-- EXERCISE AIM --
Filter the entries that follow, copying every line in which the word "text" appears.

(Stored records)
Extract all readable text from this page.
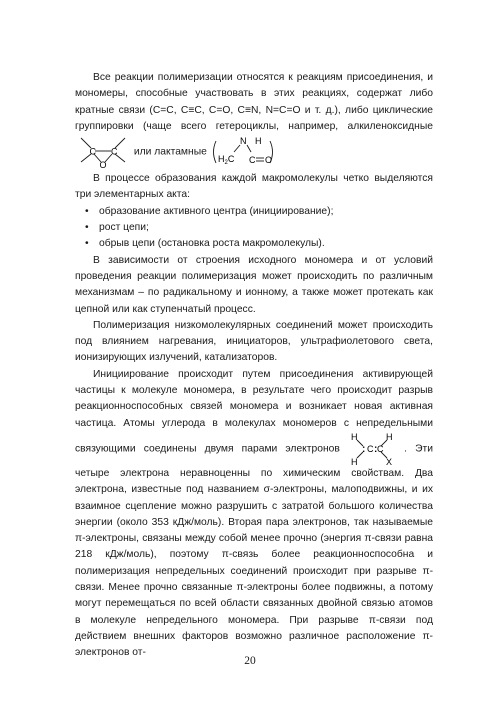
Все реакции полимеризации относятся к реакциям присоединения, и мономеры, способные участвовать в этих реакциях, содержат либо кратные связи (C=C, C≡C, C=O, C≡N, N=C=O и т. д.), либо циклические группировки (чаще всего гетероциклы, например, алкиленоксидные
C C
O
или лактамные
N H
$H_2C$ C O

В процессе образования каждой макромолекулы четко выделяются три элементарных акта:

• образование активного центра (инициирование);
• рост цепи;
• обрыв цепи (остановка роста макромолекулы).

В зависимости от строения исходного мономера и от условий проведения реакции полимеризация может происходить по различным механизмам – по радикальному и ионному, а также может протекать как цепной или как ступенчатый процесс.

Полимеризация низкомолекулярных соединений может происходить под влиянием нагревания, инициаторов, ультрафиолетового света, ионизирующих излучений, катализаторов.

Инициирование происходит путем присоединения активирующей частицы к молекуле мономера, в результате чего происходит разрыв реакционноспособных связей мономера и возникает новая активная частица. Атомы углерода в молекулах мономеров с непредельными связующими соединены двумя парами электронов
H
H
H
X
: C : C . Эти четыре электрона неравноценны по химическим свойствам. Два электрона, известные под названием σ-электроны, малоподвижны, и их взаимное сцепление можно разрушить с затратой большого количества энергии (около 353 кДж/моль). Вторая пара электронов, так называемые π-электроны, связаны между собой менее прочно (энергия π-связи равна 218 кДж/моль), поэтому π-связь более реакционноспособна и полимеризация непредельных соединений происходит при разрыве π-связи. Менее прочно связанные π-электроны более подвижны, а потому могут перемещаться по всей области связанных двойной связью атомов в молекуле непредельного мономера. При разрыве π-связи под действием внешних факторов возможно различное расположение π-электронов от-

20
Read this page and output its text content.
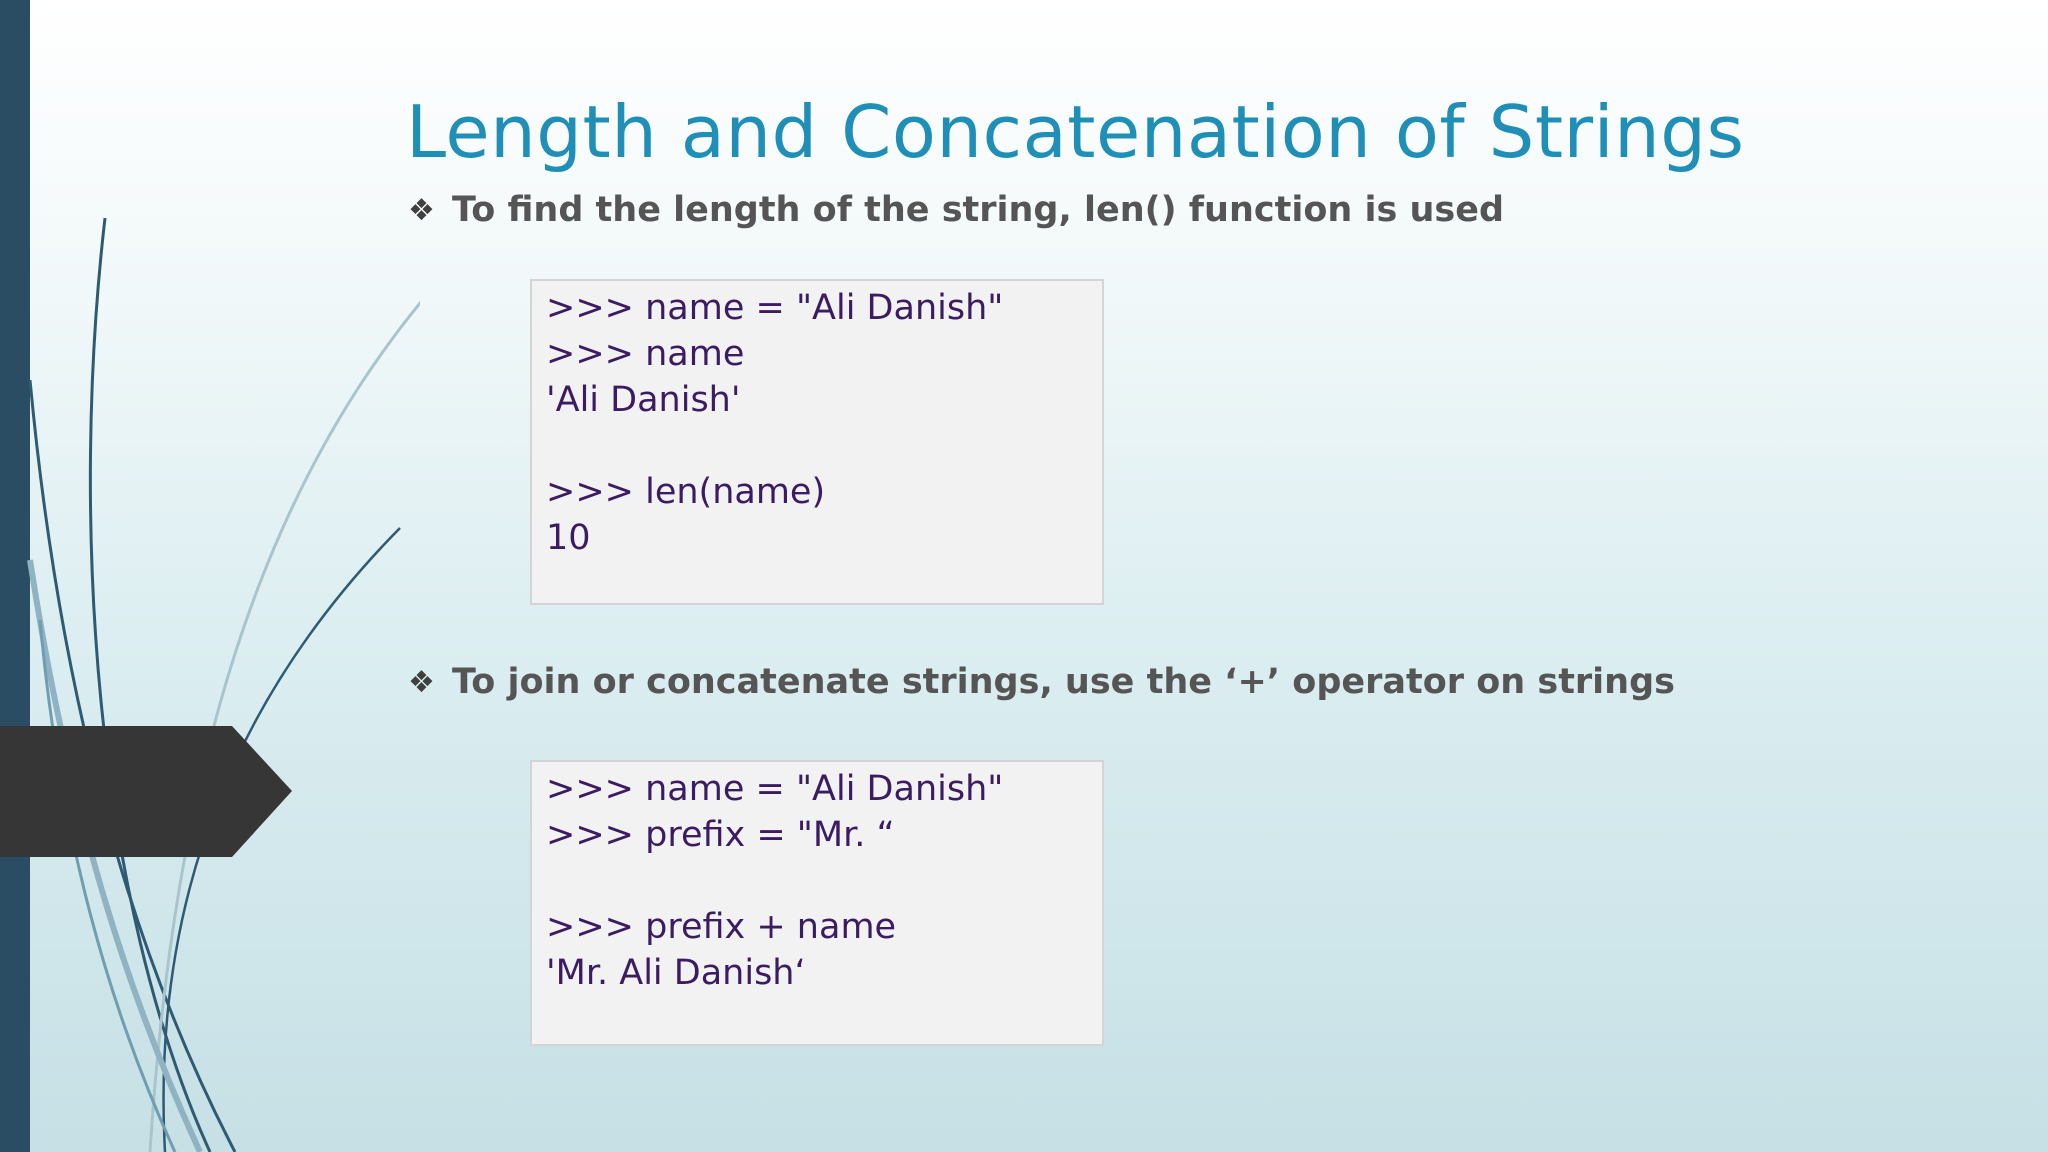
Length and Concatenation of Strings
❖ To find the length of the string, len() function is used
>>> name = "Ali Danish"
>>> name
'Ali Danish'
>>> len(name)
10
❖ To join or concatenate strings, use the ‘+’ operator on strings
>>> name = "Ali Danish"
>>> prefix = "Mr. “
>>> prefix + name
'Mr. Ali Danish‘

-- RESPONSE BELOW --
Extract all readable text from this page.
Read this page and output its text content.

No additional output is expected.